Penthouse (1933)

Toronto Film Society presented Penthouse (1933) on Sunday, November 4, 2012 in a double bill with Behind Locked Doors as part of the Season 65 Sunday Afternoon Film Buffs, Programme 2.

Production Company: Metro Goldwyn Mayer.  Producer: Hunt Stromberg.  Director: W.S. Van Dyke.  Screenplay: Frances Goodrich and Albert Hackett, based on the story by Arthur Somers Roche.  Music: William Axt.  Cinematographer: Lucient N. Andriot, Harold Rosson.  Editor: Robert Kern.  Art Director: Alexander Toluboff.  Costumes: Adrian.

Cast:  Warner Baxter (Jackson Durant), Myrna Loy (Gertie Waxted), Charles Butterworth (Layton), Mae Clarke (Mimi Montagne), Phillips Holmes (Tom Siddall), C. Henry Gordon (Jim Crelliman), Martha Sleeper (Sue Leonard), Nat Pendleton (Tony Gazotti), George E. Stone (Muroch), Robert Emmett O’Connor (Stevens), Raymond Hatton (Bodyguard), Arthur Belasco (Bodyguard).

This film was made on a relatively low budget, and was enhanced by excellent character actors. Nat Pendleton has a rare chance to shine here, playing not just some half-witted henchman, but the actual leader of a gang. Dithery Charles Butterworth lends stellar support as a loyal manservant. But this is more than just a nifty little programmer. It was director W.S. “Woody” Van Dyke’s bid to launch unappreciated actress MYRNA LOY into the stardom he knew she deserved.

In her autobiography, Being and Becoming, Loy recalled that Van Dyke had a lot more faith in her than she did in those days. He startled her once by taking her into the studio commissary at lunchtime and loudly announcing “This girl is going to be a star!” He had a promising upcoming project he wanted to cast her in, but MGM balked; they were unsure Loy could handle a leading role. In response, Van Dyke made Penthouse a virtual 90-minute screen test, to show the studio her potential. It worked, too; Penthouse won Myrna the role that turned her career around completely, that of “perfect wife” Nora Charles, in Van Dyke’s The Thin Man (1934). Penthouse and The Thin Man have a lot in common: the same studio, director and female lead, as well as the same clever screenwriters, Goodrich and Hackett. Penthouse was filmed just before the strict Motion Picture Production Code went into effect, and its risqué dialogue and shady leading lady would not have been allowed after 1934. Since it did not have Code approval, Penthouse was not available to be shown on television for decades, and so is little known today.

Penthouse was hard-working Loy’s 49th film. For most of her movie career until then, she had been rather oddly typecast as a vamp, one of those deadly femme fatales who slunk menacingly across silent screens, luring men to their doom. For unfathomable reasons that have been lost in time, red-haired, green-eyed, freckle-faced Myrna Williams from Montana was usually cast as an evil Oriental (though she sometimes branched out to play evil Mexicans or other insidious “ethnics”). “They cast me as a Chinese in The Crimson City with Anna May Wong,” she later recalled. “Up against her, of course, I looked about as Chinese as Raggedy Ann.” The experience left level-headed Myrna with an abiding annoyance with racial typecasting. “Why does every black person in the movies have to play a servant?” she pointed out. “How about a black person walking up the steps of a courthouse carrying a briefcase?”

* Given material *
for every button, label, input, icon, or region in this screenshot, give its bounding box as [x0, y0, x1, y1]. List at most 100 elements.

* Task objective *
In the notes on the film Penthouse, copy the passage word for word, starting at "Penthouse (1933)" and stopping after "Buffs, Programme 2.".

* Result *
Penthouse (1933)

Toronto Film Society presented Penthouse (1933) on Sunday, November 4, 2012 in a double bill with Behind Locked Doors as part of the Season 65 Sunday Afternoon Film Buffs, Programme 2.